Provided material:
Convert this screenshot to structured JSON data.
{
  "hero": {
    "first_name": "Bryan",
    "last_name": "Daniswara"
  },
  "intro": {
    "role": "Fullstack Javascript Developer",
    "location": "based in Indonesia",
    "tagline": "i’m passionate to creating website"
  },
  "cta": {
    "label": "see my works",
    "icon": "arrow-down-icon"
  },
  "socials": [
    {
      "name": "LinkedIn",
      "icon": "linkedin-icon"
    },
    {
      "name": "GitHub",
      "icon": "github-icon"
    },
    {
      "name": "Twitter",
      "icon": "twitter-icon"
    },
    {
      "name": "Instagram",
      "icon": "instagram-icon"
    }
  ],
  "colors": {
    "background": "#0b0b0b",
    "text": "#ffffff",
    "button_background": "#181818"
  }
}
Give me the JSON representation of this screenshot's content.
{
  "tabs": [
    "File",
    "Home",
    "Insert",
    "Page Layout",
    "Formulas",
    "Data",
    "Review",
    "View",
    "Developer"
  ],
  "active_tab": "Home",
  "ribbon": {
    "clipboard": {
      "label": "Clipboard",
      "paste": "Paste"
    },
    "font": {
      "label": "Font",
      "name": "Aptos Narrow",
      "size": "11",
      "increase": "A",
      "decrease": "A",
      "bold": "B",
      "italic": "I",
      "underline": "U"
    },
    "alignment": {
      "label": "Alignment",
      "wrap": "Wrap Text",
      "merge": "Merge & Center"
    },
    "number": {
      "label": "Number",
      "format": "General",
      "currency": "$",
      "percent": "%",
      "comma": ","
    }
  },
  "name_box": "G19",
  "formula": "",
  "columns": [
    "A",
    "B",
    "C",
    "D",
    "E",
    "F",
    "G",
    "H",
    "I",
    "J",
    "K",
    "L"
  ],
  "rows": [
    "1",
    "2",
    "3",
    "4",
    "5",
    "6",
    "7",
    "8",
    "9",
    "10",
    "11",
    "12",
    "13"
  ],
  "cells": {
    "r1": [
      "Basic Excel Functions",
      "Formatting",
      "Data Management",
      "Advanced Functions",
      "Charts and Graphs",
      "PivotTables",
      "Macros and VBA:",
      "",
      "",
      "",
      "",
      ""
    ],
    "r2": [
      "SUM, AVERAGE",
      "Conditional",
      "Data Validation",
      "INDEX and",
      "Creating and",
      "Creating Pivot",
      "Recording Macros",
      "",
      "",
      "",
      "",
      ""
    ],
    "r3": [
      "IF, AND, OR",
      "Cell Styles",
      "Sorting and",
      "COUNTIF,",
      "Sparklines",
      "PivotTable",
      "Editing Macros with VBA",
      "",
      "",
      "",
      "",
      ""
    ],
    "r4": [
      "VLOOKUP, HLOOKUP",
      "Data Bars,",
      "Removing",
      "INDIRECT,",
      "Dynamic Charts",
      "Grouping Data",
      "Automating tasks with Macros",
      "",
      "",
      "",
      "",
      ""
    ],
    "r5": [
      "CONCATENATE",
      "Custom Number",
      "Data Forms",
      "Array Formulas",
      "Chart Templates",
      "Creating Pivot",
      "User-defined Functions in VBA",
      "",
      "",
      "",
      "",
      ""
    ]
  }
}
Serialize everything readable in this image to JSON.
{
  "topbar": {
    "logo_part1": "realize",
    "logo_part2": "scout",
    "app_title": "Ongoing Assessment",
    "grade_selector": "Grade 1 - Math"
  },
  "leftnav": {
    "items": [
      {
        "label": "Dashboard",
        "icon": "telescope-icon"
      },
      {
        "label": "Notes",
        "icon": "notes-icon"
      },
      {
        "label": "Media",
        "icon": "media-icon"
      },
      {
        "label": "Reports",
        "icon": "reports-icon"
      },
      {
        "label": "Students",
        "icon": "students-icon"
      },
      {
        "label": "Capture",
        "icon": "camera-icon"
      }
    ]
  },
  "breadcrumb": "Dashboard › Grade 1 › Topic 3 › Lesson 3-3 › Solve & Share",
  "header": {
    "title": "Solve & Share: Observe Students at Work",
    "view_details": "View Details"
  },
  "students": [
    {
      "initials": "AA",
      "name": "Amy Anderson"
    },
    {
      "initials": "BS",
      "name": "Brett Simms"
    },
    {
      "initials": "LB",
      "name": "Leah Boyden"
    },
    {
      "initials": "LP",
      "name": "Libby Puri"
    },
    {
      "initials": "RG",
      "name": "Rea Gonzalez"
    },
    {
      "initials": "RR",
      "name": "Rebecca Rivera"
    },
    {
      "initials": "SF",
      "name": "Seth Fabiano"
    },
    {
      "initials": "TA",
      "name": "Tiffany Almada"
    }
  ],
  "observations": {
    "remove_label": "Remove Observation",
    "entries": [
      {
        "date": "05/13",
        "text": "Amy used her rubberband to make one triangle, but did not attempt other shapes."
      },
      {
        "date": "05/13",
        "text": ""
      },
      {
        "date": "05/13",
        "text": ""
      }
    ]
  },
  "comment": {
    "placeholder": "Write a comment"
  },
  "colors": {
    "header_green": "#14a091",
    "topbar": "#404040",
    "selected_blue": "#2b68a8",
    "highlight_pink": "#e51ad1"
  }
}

Exercise description: Which lines in the records above contain the string "Functions"? Copy each one.

The solution:
      "Basic Excel Functions",
      "Advanced Functions",
      "User-defined Functions in VBA",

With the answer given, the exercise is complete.